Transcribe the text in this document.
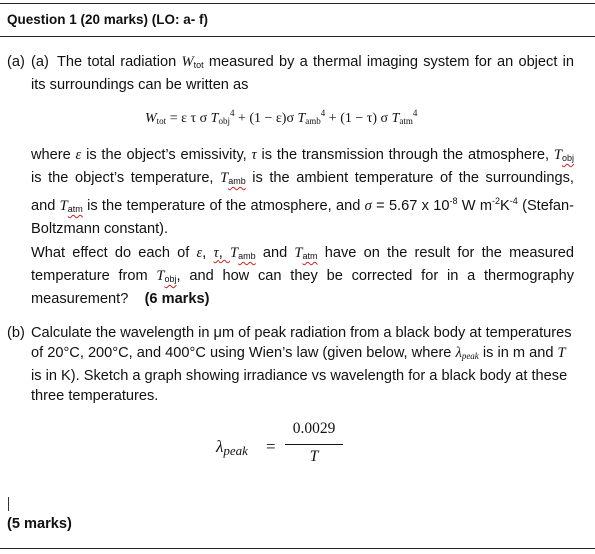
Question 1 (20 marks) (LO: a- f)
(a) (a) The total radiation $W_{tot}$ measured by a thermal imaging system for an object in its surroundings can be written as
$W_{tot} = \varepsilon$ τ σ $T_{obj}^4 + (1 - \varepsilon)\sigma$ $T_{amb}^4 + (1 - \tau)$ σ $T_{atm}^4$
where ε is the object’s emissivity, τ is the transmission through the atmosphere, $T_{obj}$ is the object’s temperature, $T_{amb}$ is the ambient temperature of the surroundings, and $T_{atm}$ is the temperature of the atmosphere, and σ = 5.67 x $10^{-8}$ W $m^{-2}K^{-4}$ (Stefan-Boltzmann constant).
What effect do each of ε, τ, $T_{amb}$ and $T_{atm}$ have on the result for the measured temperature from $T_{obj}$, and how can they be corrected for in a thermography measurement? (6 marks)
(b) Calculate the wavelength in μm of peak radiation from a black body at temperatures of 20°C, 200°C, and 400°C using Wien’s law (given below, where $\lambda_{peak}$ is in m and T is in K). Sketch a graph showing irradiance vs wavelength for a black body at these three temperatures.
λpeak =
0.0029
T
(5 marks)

------------------------------------------------------------------------

■ EXERCISE: Restate the data above word for word. Skip every picture.

■ THE SOLUTION:
Transcribe the text in this document.
Question 1 (20 marks) (LO: a- f)
(a) (a) The total radiation $W_{tot}$ measured by a thermal imaging system for an object in its surroundings can be written as
$W_{tot} = \varepsilon$ τ σ $T_{obj}^4 + (1 - \varepsilon)\sigma$ $T_{amb}^4 + (1 - \tau)$ σ $T_{atm}^4$
where ε is the object’s emissivity, τ is the transmission through the atmosphere, $T_{obj}$ is the object’s temperature, $T_{amb}$ is the ambient temperature of the surroundings, and $T_{atm}$ is the temperature of the atmosphere, and σ = 5.67 x $10^{-8}$ W $m^{-2}K^{-4}$ (Stefan-Boltzmann constant).
What effect do each of ε, τ, $T_{amb}$ and $T_{atm}$ have on the result for the measured temperature from $T_{obj}$, and how can they be corrected for in a thermography measurement? (6 marks)
(b) Calculate the wavelength in μm of peak radiation from a black body at temperatures of 20°C, 200°C, and 400°C using Wien’s law (given below, where $\lambda_{peak}$ is in m and T is in K). Sketch a graph showing irradiance vs wavelength for a black body at these three temperatures.
λpeak =
0.0029
T
(5 marks)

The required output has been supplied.